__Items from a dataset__
>> START
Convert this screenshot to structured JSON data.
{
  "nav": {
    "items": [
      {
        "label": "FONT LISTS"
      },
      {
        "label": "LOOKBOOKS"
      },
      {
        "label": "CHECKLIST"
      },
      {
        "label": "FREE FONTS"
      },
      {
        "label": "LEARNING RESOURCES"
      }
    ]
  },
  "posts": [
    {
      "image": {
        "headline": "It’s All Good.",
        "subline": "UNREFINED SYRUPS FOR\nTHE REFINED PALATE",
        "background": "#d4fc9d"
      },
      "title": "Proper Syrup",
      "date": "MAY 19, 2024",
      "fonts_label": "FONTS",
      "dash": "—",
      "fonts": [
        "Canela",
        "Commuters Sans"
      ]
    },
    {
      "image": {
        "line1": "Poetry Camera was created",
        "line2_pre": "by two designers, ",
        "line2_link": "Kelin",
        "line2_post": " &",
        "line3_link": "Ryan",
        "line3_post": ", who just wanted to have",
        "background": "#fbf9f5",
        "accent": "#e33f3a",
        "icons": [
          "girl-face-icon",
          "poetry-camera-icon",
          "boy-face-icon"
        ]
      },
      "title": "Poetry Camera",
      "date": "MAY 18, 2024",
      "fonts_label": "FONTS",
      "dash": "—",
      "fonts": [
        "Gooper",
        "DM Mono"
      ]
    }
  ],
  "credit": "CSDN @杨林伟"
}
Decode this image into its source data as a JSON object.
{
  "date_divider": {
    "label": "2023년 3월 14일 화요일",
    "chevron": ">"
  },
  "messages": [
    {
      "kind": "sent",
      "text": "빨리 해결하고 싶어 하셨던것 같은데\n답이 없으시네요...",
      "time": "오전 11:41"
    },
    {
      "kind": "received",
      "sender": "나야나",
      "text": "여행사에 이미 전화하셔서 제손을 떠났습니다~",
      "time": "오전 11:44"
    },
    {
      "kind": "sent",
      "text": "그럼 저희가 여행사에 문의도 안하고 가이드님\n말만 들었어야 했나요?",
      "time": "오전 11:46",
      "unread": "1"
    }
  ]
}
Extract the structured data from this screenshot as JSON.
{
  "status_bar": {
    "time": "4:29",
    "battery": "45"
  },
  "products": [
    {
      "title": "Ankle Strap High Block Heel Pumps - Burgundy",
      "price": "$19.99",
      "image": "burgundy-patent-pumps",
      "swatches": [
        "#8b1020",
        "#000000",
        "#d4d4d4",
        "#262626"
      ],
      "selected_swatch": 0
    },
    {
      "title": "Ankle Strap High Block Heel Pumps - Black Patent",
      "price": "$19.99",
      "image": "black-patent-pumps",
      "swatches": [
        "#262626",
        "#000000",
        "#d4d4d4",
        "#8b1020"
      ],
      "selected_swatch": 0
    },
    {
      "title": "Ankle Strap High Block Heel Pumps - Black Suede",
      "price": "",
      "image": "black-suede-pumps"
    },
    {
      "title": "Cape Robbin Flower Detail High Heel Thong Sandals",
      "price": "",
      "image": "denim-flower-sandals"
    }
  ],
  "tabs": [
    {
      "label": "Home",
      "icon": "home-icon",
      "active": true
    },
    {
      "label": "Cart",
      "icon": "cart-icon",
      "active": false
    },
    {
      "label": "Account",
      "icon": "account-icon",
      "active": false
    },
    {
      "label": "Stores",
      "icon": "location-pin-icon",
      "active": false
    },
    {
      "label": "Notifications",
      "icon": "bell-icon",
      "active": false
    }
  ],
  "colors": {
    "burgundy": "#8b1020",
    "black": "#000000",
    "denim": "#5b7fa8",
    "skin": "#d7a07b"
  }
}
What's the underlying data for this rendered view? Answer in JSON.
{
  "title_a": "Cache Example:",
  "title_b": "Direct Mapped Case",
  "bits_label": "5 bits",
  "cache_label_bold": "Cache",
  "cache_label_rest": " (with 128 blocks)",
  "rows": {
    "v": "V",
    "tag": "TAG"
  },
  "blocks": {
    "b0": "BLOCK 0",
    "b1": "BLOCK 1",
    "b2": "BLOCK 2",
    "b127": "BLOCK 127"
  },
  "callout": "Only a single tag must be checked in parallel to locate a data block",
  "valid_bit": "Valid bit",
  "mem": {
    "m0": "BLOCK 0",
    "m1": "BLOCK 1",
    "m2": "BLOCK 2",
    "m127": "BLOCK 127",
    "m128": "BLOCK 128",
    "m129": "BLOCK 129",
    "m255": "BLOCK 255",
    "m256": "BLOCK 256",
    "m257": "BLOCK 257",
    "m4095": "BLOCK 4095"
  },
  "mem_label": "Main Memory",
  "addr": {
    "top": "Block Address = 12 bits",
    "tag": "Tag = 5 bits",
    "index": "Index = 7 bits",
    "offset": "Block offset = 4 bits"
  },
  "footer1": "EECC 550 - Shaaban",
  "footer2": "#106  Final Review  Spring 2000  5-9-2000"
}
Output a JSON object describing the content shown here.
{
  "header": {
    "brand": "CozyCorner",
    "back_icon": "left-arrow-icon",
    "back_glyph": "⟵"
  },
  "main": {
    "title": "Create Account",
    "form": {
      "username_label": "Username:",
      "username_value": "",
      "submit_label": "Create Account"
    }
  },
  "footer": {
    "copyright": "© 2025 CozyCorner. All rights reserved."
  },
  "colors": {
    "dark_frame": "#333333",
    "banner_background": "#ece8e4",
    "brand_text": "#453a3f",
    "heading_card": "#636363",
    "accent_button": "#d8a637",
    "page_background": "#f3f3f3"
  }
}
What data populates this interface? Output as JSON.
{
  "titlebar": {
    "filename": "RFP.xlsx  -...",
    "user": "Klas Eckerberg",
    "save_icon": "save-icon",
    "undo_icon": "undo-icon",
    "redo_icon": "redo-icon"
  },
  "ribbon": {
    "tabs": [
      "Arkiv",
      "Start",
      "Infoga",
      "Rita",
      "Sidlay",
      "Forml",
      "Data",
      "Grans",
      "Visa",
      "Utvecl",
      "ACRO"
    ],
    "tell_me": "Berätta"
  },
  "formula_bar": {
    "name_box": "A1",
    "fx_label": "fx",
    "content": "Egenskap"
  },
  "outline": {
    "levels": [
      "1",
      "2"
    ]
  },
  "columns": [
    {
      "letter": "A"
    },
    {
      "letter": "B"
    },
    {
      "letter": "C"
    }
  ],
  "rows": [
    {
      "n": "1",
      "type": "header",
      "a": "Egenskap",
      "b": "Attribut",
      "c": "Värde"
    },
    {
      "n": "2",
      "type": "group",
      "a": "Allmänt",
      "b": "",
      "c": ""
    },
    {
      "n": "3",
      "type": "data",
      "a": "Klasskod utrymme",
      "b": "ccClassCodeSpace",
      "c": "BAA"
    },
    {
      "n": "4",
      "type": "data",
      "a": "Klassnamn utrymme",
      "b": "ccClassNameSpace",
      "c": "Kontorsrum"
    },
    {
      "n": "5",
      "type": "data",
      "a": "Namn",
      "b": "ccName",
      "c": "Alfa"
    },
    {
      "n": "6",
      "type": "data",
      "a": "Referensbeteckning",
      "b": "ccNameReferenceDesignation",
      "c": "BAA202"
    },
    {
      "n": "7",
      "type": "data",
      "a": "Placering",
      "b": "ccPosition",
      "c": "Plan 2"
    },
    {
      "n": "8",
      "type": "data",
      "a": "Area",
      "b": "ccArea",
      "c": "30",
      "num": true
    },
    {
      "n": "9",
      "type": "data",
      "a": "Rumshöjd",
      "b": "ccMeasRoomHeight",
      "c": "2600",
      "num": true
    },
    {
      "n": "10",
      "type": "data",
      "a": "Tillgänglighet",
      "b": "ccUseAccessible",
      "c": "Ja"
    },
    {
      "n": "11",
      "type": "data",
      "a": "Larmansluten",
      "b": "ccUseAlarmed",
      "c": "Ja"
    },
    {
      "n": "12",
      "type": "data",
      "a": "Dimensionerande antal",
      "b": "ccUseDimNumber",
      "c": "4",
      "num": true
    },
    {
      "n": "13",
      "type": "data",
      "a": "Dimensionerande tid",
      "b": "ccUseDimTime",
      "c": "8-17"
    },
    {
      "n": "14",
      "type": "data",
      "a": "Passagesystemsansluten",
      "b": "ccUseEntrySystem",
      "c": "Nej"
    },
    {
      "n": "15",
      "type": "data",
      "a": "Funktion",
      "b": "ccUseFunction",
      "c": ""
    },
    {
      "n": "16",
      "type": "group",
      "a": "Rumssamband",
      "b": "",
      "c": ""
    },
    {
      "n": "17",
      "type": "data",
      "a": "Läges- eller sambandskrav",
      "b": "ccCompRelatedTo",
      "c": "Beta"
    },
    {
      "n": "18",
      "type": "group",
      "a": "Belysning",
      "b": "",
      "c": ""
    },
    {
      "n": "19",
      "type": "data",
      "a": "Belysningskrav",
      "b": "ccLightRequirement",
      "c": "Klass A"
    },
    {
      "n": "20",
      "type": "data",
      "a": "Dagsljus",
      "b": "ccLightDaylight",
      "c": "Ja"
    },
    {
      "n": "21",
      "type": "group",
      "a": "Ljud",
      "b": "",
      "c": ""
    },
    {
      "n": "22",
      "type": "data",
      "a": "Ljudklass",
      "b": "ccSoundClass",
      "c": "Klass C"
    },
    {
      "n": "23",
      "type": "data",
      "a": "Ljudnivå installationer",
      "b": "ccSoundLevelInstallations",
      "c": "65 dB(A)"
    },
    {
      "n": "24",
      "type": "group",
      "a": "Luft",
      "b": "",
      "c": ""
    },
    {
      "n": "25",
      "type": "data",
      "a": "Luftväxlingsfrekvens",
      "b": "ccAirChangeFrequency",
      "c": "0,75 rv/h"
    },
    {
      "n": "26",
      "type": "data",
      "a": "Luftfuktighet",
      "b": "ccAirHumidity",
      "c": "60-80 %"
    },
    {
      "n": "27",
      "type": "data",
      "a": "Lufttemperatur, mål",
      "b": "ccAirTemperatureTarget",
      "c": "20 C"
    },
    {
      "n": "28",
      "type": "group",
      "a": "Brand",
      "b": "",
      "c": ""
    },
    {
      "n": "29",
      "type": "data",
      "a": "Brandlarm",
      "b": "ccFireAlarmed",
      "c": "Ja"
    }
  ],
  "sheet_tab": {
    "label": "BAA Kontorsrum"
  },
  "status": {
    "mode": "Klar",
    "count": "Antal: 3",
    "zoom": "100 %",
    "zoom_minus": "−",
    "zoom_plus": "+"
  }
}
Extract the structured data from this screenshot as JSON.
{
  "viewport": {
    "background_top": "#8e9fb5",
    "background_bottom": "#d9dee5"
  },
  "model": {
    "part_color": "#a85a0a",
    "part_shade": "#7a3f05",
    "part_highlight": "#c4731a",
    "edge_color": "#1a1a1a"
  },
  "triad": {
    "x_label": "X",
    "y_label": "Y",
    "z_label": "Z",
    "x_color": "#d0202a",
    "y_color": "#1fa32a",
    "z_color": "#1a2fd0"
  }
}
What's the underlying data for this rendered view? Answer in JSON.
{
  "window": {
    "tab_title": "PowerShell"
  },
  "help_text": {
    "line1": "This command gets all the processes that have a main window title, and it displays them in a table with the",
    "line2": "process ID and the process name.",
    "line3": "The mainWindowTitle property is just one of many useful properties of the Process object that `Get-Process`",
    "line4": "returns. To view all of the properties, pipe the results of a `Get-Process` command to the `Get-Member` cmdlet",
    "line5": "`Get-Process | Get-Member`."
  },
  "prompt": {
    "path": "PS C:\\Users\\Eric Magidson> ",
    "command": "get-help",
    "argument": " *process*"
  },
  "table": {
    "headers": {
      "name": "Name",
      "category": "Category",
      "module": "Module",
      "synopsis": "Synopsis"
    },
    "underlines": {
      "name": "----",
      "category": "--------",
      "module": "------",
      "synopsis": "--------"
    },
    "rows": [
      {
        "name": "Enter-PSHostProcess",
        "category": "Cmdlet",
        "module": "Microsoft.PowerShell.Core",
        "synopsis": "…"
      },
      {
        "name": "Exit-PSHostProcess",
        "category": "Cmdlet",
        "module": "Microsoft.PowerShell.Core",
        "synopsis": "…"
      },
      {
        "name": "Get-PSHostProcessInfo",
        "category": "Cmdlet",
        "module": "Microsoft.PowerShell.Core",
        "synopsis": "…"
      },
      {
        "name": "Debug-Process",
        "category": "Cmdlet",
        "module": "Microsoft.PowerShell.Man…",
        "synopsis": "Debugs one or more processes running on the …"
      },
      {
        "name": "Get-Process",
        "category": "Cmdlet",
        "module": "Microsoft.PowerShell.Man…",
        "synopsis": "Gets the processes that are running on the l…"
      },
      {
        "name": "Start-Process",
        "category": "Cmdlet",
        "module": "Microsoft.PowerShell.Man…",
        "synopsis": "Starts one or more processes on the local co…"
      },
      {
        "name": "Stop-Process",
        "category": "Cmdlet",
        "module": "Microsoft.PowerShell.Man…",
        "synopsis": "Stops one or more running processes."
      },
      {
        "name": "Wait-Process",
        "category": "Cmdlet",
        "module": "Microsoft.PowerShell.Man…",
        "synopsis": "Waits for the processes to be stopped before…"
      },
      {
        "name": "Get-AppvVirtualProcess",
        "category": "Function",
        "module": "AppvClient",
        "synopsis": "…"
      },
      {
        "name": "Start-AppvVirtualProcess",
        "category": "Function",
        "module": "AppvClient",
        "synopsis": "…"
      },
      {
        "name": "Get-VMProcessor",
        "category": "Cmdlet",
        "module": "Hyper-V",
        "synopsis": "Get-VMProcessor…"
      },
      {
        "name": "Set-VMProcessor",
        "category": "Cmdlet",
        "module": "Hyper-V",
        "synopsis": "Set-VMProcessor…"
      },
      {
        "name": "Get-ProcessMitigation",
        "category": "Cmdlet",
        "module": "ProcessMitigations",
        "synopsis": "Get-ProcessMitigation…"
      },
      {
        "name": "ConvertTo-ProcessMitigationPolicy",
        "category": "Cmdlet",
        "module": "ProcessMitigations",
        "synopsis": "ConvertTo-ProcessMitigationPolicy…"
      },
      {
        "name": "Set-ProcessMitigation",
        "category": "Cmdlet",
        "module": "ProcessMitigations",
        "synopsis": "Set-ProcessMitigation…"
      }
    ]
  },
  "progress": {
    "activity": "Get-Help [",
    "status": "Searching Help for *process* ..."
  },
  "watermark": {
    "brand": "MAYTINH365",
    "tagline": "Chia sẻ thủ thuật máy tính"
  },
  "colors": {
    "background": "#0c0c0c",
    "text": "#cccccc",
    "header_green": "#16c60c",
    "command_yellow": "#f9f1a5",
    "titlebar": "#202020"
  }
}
>> END
__Required task__
Among the lines above, determine how many hold the word "that"; report the figure alone.

__Final result__
3